GOAL OF THE EXERCISE:
Go through the material below and copy all lines with "Research".

*-*-*

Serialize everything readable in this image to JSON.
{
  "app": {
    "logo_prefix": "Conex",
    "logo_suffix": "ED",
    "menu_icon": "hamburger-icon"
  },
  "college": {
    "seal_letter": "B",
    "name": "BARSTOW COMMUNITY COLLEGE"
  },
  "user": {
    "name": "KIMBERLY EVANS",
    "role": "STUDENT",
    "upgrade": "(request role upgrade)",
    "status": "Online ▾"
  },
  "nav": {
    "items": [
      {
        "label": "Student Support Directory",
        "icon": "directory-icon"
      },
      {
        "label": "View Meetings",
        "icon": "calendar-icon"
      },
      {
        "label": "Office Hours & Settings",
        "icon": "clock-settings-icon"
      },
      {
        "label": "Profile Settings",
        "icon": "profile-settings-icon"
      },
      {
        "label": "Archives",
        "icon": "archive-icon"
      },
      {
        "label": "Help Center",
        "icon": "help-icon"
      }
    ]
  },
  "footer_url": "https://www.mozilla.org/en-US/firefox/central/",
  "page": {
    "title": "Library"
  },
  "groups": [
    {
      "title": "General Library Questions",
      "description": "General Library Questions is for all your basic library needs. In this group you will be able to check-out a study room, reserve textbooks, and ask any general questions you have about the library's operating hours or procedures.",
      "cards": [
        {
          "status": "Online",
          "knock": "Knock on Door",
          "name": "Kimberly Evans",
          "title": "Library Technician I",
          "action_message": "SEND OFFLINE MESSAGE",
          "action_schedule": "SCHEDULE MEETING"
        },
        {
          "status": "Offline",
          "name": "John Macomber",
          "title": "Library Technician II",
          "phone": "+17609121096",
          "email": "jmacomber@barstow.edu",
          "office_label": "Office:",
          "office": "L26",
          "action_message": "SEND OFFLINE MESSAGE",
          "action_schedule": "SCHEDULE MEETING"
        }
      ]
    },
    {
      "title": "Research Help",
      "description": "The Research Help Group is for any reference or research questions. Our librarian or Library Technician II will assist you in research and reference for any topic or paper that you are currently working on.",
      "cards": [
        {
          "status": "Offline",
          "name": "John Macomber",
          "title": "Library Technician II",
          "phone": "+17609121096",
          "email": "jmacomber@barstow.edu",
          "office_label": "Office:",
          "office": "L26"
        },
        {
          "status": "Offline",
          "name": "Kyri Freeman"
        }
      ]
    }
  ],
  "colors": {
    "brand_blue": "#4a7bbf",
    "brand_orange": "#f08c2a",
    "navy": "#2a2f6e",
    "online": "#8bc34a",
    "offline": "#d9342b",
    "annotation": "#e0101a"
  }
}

*-*-*

OUTPUT:
      "title": "Research Help",
      "description": "The Research Help Group is for any reference or research questions. Our librarian or Library Technician II will assist you in research and reference for any topic or paper that you are currently working on.",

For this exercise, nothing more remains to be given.